_EXERCISE DESCRIPTION:_ Under this task are some entries; return every one of them exactly.

══ DATASET EXCERPTS

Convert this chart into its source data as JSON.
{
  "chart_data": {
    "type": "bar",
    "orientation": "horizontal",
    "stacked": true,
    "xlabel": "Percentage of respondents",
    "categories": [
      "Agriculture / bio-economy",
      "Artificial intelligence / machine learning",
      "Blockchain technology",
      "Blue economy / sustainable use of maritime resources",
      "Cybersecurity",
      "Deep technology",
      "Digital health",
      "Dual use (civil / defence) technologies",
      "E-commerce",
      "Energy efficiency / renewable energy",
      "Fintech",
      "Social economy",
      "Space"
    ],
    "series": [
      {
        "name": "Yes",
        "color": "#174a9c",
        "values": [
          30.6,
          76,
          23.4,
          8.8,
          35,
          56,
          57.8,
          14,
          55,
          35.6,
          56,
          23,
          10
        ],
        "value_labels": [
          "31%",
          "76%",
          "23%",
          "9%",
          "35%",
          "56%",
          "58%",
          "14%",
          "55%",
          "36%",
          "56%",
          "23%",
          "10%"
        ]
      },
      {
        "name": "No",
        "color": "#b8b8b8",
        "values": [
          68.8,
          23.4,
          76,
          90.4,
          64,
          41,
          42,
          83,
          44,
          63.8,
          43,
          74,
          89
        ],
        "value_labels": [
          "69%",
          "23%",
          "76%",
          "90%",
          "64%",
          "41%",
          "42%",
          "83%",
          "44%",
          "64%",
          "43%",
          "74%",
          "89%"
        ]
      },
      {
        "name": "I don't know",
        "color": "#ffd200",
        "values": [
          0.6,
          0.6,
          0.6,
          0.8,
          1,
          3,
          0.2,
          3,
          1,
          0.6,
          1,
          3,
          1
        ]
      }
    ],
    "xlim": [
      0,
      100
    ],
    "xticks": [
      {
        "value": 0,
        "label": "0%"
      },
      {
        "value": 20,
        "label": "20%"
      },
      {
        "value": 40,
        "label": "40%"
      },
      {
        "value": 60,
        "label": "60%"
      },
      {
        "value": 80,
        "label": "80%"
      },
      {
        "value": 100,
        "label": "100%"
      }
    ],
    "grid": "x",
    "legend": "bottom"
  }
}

════

_TASK OUTPUT:_
Convert this chart into its source data as JSON.
{
  "chart_data": {
    "type": "bar",
    "orientation": "horizontal",
    "stacked": true,
    "xlabel": "Percentage of respondents",
    "categories": [
      "Agriculture / bio-economy",
      "Artificial intelligence / machine learning",
      "Blockchain technology",
      "Blue economy / sustainable use of maritime resources",
      "Cybersecurity",
      "Deep technology",
      "Digital health",
      "Dual use (civil / defence) technologies",
      "E-commerce",
      "Energy efficiency / renewable energy",
      "Fintech",
      "Social economy",
      "Space"
    ],
    "series": [
      {
        "name": "Yes",
        "color": "#174a9c",
        "values": [
          30.6,
          76,
          23.4,
          8.8,
          35,
          56,
          57.8,
          14,
          55,
          35.6,
          56,
          23,
          10
        ],
        "value_labels": [
          "31%",
          "76%",
          "23%",
          "9%",
          "35%",
          "56%",
          "58%",
          "14%",
          "55%",
          "36%",
          "56%",
          "23%",
          "10%"
        ]
      },
      {
        "name": "No",
        "color": "#b8b8b8",
        "values": [
          68.8,
          23.4,
          76,
          90.4,
          64,
          41,
          42,
          83,
          44,
          63.8,
          43,
          74,
          89
        ],
        "value_labels": [
          "69%",
          "23%",
          "76%",
          "90%",
          "64%",
          "41%",
          "42%",
          "83%",
          "44%",
          "64%",
          "43%",
          "74%",
          "89%"
        ]
      },
      {
        "name": "I don't know",
        "color": "#ffd200",
        "values": [
          0.6,
          0.6,
          0.6,
          0.8,
          1,
          3,
          0.2,
          3,
          1,
          0.6,
          1,
          3,
          1
        ]
      }
    ],
    "xlim": [
      0,
      100
    ],
    "xticks": [
      {
        "value": 0,
        "label": "0%"
      },
      {
        "value": 20,
        "label": "20%"
      },
      {
        "value": 40,
        "label": "40%"
      },
      {
        "value": 60,
        "label": "60%"
      },
      {
        "value": 80,
        "label": "80%"
      },
      {
        "value": 100,
        "label": "100%"
      }
    ],
    "grid": "x",
    "legend": "bottom"
  }
}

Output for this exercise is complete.